Find every line in the records below that holds the word "Sesión" and copy it.

━━━━━━━━━━━━━━━━━━━━━━━━━━━━━━

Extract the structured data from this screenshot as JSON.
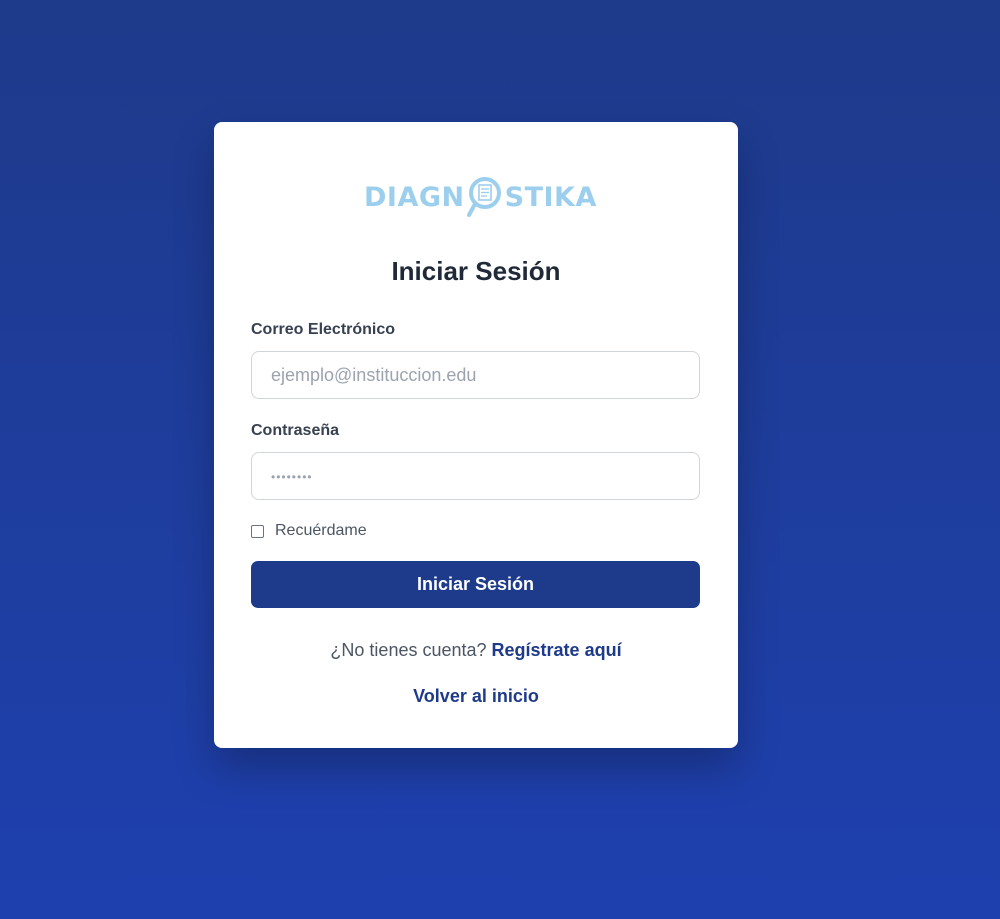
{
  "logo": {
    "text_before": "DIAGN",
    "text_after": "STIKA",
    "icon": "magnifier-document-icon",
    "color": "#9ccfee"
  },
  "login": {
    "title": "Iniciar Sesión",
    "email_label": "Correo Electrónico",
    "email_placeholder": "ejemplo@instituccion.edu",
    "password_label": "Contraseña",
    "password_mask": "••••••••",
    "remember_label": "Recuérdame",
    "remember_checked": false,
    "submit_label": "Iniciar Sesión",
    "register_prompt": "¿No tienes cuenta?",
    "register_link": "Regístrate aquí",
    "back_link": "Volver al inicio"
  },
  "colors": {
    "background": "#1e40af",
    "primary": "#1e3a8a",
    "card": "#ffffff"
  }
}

━━━━━━━━━━━━━━━━━━━━━━━━━━━━━━

IN RESPONSE:
    "title": "Iniciar Sesión",
    "submit_label": "Iniciar Sesión",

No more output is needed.